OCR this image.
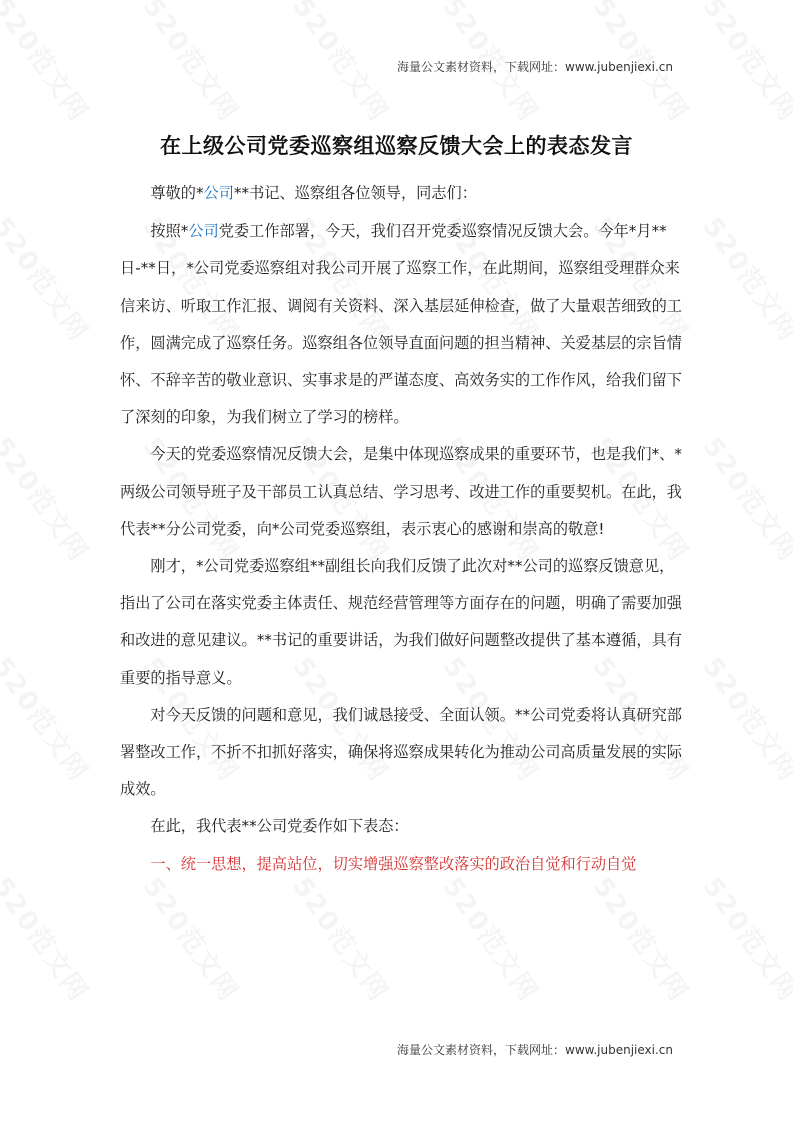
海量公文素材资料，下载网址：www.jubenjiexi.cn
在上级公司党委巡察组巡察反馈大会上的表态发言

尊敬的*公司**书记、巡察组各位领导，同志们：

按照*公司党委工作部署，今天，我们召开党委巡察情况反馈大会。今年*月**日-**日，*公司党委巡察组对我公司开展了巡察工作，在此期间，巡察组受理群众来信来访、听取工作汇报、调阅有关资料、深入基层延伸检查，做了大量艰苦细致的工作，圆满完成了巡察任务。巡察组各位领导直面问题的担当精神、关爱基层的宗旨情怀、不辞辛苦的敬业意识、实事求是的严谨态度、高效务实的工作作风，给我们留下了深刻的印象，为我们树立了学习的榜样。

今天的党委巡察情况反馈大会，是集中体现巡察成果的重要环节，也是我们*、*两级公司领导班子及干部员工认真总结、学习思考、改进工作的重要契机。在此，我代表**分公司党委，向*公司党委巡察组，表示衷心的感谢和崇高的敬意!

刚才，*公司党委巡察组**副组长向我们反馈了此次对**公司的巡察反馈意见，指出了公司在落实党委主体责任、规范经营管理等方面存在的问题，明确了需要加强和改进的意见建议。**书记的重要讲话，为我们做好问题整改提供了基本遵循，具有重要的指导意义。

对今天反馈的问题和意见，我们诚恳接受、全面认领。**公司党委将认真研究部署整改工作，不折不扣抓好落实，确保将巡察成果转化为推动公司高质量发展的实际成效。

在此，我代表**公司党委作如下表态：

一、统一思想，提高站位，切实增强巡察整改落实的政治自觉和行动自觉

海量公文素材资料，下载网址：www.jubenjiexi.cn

-=-=-

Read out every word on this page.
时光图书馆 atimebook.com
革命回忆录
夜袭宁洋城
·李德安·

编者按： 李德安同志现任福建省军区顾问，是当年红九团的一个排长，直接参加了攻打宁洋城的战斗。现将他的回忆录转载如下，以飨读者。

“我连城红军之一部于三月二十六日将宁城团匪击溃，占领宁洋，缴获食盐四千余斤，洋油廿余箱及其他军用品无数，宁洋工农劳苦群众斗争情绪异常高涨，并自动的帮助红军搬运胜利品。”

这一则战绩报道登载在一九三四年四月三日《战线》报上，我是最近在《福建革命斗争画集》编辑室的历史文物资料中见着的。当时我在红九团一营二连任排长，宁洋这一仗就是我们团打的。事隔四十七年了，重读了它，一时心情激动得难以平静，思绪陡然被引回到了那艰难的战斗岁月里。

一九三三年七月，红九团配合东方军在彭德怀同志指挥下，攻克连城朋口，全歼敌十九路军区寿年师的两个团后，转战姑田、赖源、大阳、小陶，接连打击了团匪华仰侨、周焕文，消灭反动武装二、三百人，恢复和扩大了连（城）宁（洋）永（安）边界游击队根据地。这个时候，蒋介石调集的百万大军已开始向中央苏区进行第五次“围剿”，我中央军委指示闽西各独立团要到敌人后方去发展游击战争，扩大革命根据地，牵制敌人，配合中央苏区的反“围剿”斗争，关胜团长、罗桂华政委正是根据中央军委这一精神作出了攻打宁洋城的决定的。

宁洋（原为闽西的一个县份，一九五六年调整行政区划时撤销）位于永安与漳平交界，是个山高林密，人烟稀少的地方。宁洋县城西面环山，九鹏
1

-=-=-

- Short exercise:
Extract each line from the entries above that contains the string "this".

- Output:
OCR this image.
Read out every word on this page.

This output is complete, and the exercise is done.